• Instructions for the task
Write the data out again, exactly as given.

#####

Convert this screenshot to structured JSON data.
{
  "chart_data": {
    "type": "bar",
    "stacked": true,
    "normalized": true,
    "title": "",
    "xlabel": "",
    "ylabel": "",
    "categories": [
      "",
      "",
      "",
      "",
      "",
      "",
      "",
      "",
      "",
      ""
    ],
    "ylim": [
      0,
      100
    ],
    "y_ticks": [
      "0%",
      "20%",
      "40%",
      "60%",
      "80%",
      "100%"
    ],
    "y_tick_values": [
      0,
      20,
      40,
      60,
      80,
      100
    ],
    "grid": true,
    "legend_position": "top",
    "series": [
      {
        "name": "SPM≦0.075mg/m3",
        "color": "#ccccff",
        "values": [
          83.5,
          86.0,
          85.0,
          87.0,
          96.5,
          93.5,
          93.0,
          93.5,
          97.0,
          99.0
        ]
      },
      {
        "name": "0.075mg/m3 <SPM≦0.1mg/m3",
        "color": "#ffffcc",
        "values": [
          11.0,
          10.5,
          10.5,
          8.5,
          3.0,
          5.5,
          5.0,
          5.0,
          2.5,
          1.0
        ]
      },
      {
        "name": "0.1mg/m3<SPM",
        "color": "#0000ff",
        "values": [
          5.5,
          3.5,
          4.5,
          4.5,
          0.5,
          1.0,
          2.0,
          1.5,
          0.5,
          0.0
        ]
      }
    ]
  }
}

#####

• Completed task
Convert this screenshot to structured JSON data.
{
  "chart_data": {
    "type": "bar",
    "stacked": true,
    "normalized": true,
    "title": "",
    "xlabel": "",
    "ylabel": "",
    "categories": [
      "",
      "",
      "",
      "",
      "",
      "",
      "",
      "",
      "",
      ""
    ],
    "ylim": [
      0,
      100
    ],
    "y_ticks": [
      "0%",
      "20%",
      "40%",
      "60%",
      "80%",
      "100%"
    ],
    "y_tick_values": [
      0,
      20,
      40,
      60,
      80,
      100
    ],
    "grid": true,
    "legend_position": "top",
    "series": [
      {
        "name": "SPM≦0.075mg/m3",
        "color": "#ccccff",
        "values": [
          83.5,
          86.0,
          85.0,
          87.0,
          96.5,
          93.5,
          93.0,
          93.5,
          97.0,
          99.0
        ]
      },
      {
        "name": "0.075mg/m3 <SPM≦0.1mg/m3",
        "color": "#ffffcc",
        "values": [
          11.0,
          10.5,
          10.5,
          8.5,
          3.0,
          5.5,
          5.0,
          5.0,
          2.5,
          1.0
        ]
      },
      {
        "name": "0.1mg/m3<SPM",
        "color": "#0000ff",
        "values": [
          5.5,
          3.5,
          4.5,
          4.5,
          0.5,
          1.0,
          2.0,
          1.5,
          0.5,
          0.0
        ]
      }
    ]
  }
}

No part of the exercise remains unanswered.